- [EXERCISE] Print all the records exactly, please.

-- start of INFORMATION SUPPLIED --

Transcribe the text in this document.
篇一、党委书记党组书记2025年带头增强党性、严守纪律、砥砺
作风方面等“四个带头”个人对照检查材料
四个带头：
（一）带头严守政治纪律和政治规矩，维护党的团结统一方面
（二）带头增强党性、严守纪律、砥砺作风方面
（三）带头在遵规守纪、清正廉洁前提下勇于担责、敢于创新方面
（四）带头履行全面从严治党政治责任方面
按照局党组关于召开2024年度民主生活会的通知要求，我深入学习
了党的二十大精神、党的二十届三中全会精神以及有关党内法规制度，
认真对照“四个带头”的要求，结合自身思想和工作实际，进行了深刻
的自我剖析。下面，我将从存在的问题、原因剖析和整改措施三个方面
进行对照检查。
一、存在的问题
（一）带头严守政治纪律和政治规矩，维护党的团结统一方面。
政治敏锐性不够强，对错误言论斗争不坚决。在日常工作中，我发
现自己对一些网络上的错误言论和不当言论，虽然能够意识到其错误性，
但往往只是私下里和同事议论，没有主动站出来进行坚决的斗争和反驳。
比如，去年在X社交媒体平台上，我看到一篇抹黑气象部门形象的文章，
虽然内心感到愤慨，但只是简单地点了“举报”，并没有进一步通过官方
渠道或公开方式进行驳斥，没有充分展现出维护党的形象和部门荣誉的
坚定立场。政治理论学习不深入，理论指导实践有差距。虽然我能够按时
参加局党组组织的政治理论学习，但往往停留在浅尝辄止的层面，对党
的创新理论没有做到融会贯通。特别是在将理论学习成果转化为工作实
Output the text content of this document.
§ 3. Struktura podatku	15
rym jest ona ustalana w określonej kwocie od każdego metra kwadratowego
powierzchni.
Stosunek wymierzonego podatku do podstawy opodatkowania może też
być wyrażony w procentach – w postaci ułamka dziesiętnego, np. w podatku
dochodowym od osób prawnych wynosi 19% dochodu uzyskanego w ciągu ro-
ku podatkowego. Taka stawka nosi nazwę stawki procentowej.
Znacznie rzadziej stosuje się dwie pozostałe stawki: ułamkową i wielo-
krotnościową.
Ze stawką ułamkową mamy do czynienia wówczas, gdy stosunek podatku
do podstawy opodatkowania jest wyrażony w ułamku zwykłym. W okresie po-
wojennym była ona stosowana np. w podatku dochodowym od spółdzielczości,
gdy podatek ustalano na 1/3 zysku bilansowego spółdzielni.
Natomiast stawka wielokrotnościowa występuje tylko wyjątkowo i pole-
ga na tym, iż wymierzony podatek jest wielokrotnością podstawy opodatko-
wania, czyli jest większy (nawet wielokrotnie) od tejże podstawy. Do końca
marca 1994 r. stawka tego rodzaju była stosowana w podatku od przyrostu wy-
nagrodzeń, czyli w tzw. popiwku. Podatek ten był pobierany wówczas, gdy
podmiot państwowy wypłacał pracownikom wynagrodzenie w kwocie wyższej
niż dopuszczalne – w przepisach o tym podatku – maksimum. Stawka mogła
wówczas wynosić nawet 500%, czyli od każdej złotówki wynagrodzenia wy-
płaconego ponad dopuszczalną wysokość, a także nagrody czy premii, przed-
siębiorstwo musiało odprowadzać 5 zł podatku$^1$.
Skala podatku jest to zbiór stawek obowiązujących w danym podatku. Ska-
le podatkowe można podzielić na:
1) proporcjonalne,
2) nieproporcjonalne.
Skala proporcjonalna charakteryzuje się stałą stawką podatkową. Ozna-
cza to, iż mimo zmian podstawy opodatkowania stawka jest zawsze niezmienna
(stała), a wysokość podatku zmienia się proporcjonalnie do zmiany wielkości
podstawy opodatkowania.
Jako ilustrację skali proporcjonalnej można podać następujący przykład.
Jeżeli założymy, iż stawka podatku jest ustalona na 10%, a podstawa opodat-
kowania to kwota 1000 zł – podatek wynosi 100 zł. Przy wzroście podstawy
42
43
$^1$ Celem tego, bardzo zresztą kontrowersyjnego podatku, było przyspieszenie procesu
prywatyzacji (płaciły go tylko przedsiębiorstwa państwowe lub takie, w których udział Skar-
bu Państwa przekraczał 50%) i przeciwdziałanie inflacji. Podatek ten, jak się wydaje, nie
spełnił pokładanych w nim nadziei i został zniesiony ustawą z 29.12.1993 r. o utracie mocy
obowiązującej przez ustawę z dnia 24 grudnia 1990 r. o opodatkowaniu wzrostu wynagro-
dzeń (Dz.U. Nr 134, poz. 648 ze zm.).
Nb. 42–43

-- end of INFORMATION SUPPLIED --

- [RESPONSE TO THIS TASK]
Transcribe the text in this document.
篇一、党委书记党组书记2025年带头增强党性、严守纪律、砥砺
作风方面等“四个带头”个人对照检查材料
四个带头：
（一）带头严守政治纪律和政治规矩，维护党的团结统一方面
（二）带头增强党性、严守纪律、砥砺作风方面
（三）带头在遵规守纪、清正廉洁前提下勇于担责、敢于创新方面
（四）带头履行全面从严治党政治责任方面
按照局党组关于召开2024年度民主生活会的通知要求，我深入学习
了党的二十大精神、党的二十届三中全会精神以及有关党内法规制度，
认真对照“四个带头”的要求，结合自身思想和工作实际，进行了深刻
的自我剖析。下面，我将从存在的问题、原因剖析和整改措施三个方面
进行对照检查。
一、存在的问题
（一）带头严守政治纪律和政治规矩，维护党的团结统一方面。
政治敏锐性不够强，对错误言论斗争不坚决。在日常工作中，我发
现自己对一些网络上的错误言论和不当言论，虽然能够意识到其错误性，
但往往只是私下里和同事议论，没有主动站出来进行坚决的斗争和反驳。
比如，去年在X社交媒体平台上，我看到一篇抹黑气象部门形象的文章，
虽然内心感到愤慨，但只是简单地点了“举报”，并没有进一步通过官方
渠道或公开方式进行驳斥，没有充分展现出维护党的形象和部门荣誉的
坚定立场。政治理论学习不深入，理论指导实践有差距。虽然我能够按时
参加局党组组织的政治理论学习，但往往停留在浅尝辄止的层面，对党
的创新理论没有做到融会贯通。特别是在将理论学习成果转化为工作实
Output the text content of this document.
§ 3. Struktura podatku	15
rym jest ona ustalana w określonej kwocie od każdego metra kwadratowego
powierzchni.
Stosunek wymierzonego podatku do podstawy opodatkowania może też
być wyrażony w procentach – w postaci ułamka dziesiętnego, np. w podatku
dochodowym od osób prawnych wynosi 19% dochodu uzyskanego w ciągu ro-
ku podatkowego. Taka stawka nosi nazwę stawki procentowej.
Znacznie rzadziej stosuje się dwie pozostałe stawki: ułamkową i wielo-
krotnościową.
Ze stawką ułamkową mamy do czynienia wówczas, gdy stosunek podatku
do podstawy opodatkowania jest wyrażony w ułamku zwykłym. W okresie po-
wojennym była ona stosowana np. w podatku dochodowym od spółdzielczości,
gdy podatek ustalano na 1/3 zysku bilansowego spółdzielni.
Natomiast stawka wielokrotnościowa występuje tylko wyjątkowo i pole-
ga na tym, iż wymierzony podatek jest wielokrotnością podstawy opodatko-
wania, czyli jest większy (nawet wielokrotnie) od tejże podstawy. Do końca
marca 1994 r. stawka tego rodzaju była stosowana w podatku od przyrostu wy-
nagrodzeń, czyli w tzw. popiwku. Podatek ten był pobierany wówczas, gdy
podmiot państwowy wypłacał pracownikom wynagrodzenie w kwocie wyższej
niż dopuszczalne – w przepisach o tym podatku – maksimum. Stawka mogła
wówczas wynosić nawet 500%, czyli od każdej złotówki wynagrodzenia wy-
płaconego ponad dopuszczalną wysokość, a także nagrody czy premii, przed-
siębiorstwo musiało odprowadzać 5 zł podatku$^1$.
Skala podatku jest to zbiór stawek obowiązujących w danym podatku. Ska-
le podatkowe można podzielić na:
1) proporcjonalne,
2) nieproporcjonalne.
Skala proporcjonalna charakteryzuje się stałą stawką podatkową. Ozna-
cza to, iż mimo zmian podstawy opodatkowania stawka jest zawsze niezmienna
(stała), a wysokość podatku zmienia się proporcjonalnie do zmiany wielkości
podstawy opodatkowania.
Jako ilustrację skali proporcjonalnej można podać następujący przykład.
Jeżeli założymy, iż stawka podatku jest ustalona na 10%, a podstawa opodat-
kowania to kwota 1000 zł – podatek wynosi 100 zł. Przy wzroście podstawy
42
43
$^1$ Celem tego, bardzo zresztą kontrowersyjnego podatku, było przyspieszenie procesu
prywatyzacji (płaciły go tylko przedsiębiorstwa państwowe lub takie, w których udział Skar-
bu Państwa przekraczał 50%) i przeciwdziałanie inflacji. Podatek ten, jak się wydaje, nie
spełnił pokładanych w nim nadziei i został zniesiony ustawą z 29.12.1993 r. o utracie mocy
obowiązującej przez ustawę z dnia 24 grudnia 1990 r. o opodatkowaniu wzrostu wynagro-
dzeń (Dz.U. Nr 134, poz. 648 ze zm.).
Nb. 42–43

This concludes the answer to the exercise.